Exercise requirements: Copy nothing but the text: repeat each entry exactly and drop the images.

Available data:

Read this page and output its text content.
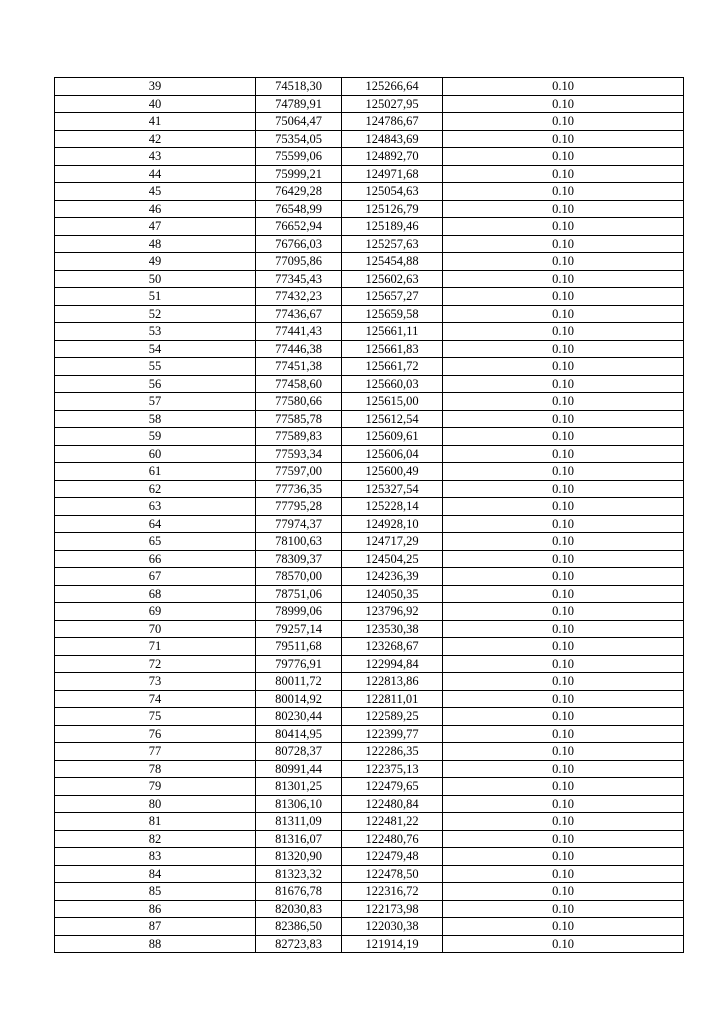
39	74518,30	125266,64	0.10
40	74789,91	125027,95	0.10
41	75064,47	124786,67	0.10
42	75354,05	124843,69	0.10
43	75599,06	124892,70	0.10
44	75999,21	124971,68	0.10
45	76429,28	125054,63	0.10
46	76548,99	125126,79	0.10
47	76652,94	125189,46	0.10
48	76766,03	125257,63	0.10
49	77095,86	125454,88	0.10
50	77345,43	125602,63	0.10
51	77432,23	125657,27	0.10
52	77436,67	125659,58	0.10
53	77441,43	125661,11	0.10
54	77446,38	125661,83	0.10
55	77451,38	125661,72	0.10
56	77458,60	125660,03	0.10
57	77580,66	125615,00	0.10
58	77585,78	125612,54	0.10
59	77589,83	125609,61	0.10
60	77593,34	125606,04	0.10
61	77597,00	125600,49	0.10
62	77736,35	125327,54	0.10
63	77795,28	125228,14	0.10
64	77974,37	124928,10	0.10
65	78100,63	124717,29	0.10
66	78309,37	124504,25	0.10
67	78570,00	124236,39	0.10
68	78751,06	124050,35	0.10
69	78999,06	123796,92	0.10
70	79257,14	123530,38	0.10
71	79511,68	123268,67	0.10
72	79776,91	122994,84	0.10
73	80011,72	122813,86	0.10
74	80014,92	122811,01	0.10
75	80230,44	122589,25	0.10
76	80414,95	122399,77	0.10
77	80728,37	122286,35	0.10
78	80991,44	122375,13	0.10
79	81301,25	122479,65	0.10
80	81306,10	122480,84	0.10
81	81311,09	122481,22	0.10
82	81316,07	122480,76	0.10
83	81320,90	122479,48	0.10
84	81323,32	122478,50	0.10
85	81676,78	122316,72	0.10
86	82030,83	122173,98	0.10
87	82386,50	122030,38	0.10
88	82723,83	121914,19	0.10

Reply:
Read this page and output its text content.
39	74518,30	125266,64	0.10
40	74789,91	125027,95	0.10
41	75064,47	124786,67	0.10
42	75354,05	124843,69	0.10
43	75599,06	124892,70	0.10
44	75999,21	124971,68	0.10
45	76429,28	125054,63	0.10
46	76548,99	125126,79	0.10
47	76652,94	125189,46	0.10
48	76766,03	125257,63	0.10
49	77095,86	125454,88	0.10
50	77345,43	125602,63	0.10
51	77432,23	125657,27	0.10
52	77436,67	125659,58	0.10
53	77441,43	125661,11	0.10
54	77446,38	125661,83	0.10
55	77451,38	125661,72	0.10
56	77458,60	125660,03	0.10
57	77580,66	125615,00	0.10
58	77585,78	125612,54	0.10
59	77589,83	125609,61	0.10
60	77593,34	125606,04	0.10
61	77597,00	125600,49	0.10
62	77736,35	125327,54	0.10
63	77795,28	125228,14	0.10
64	77974,37	124928,10	0.10
65	78100,63	124717,29	0.10
66	78309,37	124504,25	0.10
67	78570,00	124236,39	0.10
68	78751,06	124050,35	0.10
69	78999,06	123796,92	0.10
70	79257,14	123530,38	0.10
71	79511,68	123268,67	0.10
72	79776,91	122994,84	0.10
73	80011,72	122813,86	0.10
74	80014,92	122811,01	0.10
75	80230,44	122589,25	0.10
76	80414,95	122399,77	0.10
77	80728,37	122286,35	0.10
78	80991,44	122375,13	0.10
79	81301,25	122479,65	0.10
80	81306,10	122480,84	0.10
81	81311,09	122481,22	0.10
82	81316,07	122480,76	0.10
83	81320,90	122479,48	0.10
84	81323,32	122478,50	0.10
85	81676,78	122316,72	0.10
86	82030,83	122173,98	0.10
87	82386,50	122030,38	0.10
88	82723,83	121914,19	0.10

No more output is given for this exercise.